# Data records:
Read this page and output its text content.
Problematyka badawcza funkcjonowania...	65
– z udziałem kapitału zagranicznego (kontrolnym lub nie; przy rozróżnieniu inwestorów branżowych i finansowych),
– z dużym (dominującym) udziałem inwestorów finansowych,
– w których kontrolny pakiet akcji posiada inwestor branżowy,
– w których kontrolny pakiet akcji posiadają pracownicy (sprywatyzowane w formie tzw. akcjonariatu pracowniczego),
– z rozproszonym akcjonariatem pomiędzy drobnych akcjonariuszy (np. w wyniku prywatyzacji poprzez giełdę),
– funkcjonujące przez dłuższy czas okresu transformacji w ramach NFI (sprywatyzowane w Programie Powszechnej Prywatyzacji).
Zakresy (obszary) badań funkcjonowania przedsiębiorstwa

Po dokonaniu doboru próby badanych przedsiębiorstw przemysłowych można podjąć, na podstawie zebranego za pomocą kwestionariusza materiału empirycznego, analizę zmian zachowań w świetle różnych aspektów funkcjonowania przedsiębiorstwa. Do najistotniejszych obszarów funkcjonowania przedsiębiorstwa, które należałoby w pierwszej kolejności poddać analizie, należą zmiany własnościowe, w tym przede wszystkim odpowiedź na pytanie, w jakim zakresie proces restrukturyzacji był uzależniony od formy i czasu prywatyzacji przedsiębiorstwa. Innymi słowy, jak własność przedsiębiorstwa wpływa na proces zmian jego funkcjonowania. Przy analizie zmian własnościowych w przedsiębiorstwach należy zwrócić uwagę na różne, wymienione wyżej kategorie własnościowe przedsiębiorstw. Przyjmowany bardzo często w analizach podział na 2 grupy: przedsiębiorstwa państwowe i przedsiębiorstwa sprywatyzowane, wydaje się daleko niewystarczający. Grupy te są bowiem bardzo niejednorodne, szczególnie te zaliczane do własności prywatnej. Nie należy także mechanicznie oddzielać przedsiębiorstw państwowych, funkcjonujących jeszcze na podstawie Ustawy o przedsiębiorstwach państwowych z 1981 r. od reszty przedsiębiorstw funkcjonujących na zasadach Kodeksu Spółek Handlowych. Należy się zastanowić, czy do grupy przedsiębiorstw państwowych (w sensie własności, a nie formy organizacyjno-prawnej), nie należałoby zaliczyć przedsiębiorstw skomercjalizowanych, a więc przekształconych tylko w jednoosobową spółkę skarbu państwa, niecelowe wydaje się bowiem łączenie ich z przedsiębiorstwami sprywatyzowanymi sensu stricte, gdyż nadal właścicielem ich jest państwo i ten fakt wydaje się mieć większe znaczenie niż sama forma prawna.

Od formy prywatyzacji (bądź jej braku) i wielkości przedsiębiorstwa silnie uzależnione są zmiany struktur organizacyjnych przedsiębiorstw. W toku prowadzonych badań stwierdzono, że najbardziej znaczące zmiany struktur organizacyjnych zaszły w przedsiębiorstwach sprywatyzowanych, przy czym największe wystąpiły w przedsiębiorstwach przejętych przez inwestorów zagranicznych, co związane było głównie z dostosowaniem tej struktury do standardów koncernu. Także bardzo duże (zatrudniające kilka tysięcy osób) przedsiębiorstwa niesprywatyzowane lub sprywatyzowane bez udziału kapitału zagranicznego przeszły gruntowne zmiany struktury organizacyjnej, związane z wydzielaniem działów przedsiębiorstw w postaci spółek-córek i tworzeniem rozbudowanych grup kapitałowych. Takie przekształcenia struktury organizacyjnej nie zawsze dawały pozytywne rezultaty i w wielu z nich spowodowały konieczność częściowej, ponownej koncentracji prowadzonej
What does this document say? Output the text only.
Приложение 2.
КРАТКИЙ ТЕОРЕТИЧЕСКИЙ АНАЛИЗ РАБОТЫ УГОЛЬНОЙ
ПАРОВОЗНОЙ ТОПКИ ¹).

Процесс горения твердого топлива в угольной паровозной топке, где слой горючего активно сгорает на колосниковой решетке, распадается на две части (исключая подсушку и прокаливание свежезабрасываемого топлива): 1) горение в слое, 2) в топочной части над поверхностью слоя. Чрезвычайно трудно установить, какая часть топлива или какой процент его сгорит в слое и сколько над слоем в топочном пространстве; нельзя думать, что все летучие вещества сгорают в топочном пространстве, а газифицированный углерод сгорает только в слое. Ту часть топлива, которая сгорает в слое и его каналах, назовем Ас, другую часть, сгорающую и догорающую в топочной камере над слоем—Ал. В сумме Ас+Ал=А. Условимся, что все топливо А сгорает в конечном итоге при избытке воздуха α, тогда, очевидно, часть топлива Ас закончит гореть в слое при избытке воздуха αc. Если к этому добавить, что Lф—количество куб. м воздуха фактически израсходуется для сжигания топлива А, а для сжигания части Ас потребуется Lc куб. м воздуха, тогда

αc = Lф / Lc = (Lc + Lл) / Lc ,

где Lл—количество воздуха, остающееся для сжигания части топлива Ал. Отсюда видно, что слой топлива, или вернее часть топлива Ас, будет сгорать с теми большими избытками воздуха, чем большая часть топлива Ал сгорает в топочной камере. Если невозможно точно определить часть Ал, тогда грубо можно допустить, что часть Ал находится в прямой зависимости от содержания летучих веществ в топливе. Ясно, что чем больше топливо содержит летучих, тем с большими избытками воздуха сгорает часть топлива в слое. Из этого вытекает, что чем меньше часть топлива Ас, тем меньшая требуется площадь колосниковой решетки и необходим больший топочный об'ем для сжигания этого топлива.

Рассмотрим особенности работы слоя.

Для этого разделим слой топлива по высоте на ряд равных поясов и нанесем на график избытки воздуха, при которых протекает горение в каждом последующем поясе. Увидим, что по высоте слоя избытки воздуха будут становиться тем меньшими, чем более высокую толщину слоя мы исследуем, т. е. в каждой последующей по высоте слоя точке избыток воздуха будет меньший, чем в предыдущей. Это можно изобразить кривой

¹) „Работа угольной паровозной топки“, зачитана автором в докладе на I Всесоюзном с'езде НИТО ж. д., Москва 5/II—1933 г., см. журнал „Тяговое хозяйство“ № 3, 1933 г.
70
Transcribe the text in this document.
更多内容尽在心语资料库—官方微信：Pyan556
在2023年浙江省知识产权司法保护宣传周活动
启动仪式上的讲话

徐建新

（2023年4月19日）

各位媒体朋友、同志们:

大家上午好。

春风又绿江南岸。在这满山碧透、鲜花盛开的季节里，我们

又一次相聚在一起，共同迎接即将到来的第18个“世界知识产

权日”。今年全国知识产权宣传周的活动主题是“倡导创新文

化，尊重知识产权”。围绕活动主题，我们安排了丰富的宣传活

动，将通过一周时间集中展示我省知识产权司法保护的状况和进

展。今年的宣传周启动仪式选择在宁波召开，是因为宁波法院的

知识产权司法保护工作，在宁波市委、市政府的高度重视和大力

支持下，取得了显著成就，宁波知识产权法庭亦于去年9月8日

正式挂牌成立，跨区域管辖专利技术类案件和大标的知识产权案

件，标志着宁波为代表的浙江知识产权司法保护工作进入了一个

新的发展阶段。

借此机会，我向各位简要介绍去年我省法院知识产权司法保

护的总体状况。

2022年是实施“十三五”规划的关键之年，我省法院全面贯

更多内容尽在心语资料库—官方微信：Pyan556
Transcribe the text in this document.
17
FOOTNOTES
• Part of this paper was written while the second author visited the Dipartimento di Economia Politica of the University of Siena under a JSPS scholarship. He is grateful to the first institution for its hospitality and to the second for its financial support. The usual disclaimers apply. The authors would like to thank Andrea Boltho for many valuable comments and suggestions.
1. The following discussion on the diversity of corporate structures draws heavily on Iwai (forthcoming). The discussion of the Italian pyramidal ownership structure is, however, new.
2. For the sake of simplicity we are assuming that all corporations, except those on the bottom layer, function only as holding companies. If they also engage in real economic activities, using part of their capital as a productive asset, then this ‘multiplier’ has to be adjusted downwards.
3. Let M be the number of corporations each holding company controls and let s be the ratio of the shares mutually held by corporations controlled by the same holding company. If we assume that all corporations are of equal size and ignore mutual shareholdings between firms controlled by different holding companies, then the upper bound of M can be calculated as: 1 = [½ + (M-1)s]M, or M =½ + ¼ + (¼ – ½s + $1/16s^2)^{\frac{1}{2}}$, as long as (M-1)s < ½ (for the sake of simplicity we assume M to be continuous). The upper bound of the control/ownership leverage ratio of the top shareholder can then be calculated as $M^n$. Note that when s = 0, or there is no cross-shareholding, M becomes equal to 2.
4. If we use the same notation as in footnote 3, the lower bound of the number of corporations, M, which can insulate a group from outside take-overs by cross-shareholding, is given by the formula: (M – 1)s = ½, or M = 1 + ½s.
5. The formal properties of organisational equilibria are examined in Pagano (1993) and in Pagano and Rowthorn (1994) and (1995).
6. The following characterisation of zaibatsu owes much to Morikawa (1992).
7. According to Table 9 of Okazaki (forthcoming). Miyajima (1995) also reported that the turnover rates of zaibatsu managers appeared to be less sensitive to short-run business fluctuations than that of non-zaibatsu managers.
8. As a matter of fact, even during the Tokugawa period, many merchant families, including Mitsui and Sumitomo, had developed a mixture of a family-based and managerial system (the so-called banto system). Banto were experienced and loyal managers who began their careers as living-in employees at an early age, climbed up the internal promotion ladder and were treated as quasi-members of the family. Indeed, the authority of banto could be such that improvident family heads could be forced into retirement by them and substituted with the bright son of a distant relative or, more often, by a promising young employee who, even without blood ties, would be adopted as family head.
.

# Task to complete:
Each line in the listing above that contains "following" should be copied.

# Task output:
1. The following discussion on the diversity of corporate structures draws heavily on Iwai (forthcoming). The discussion of the Italian pyramidal ownership structure is, however, new.
6. The following characterisation of zaibatsu owes much to Morikawa (1992).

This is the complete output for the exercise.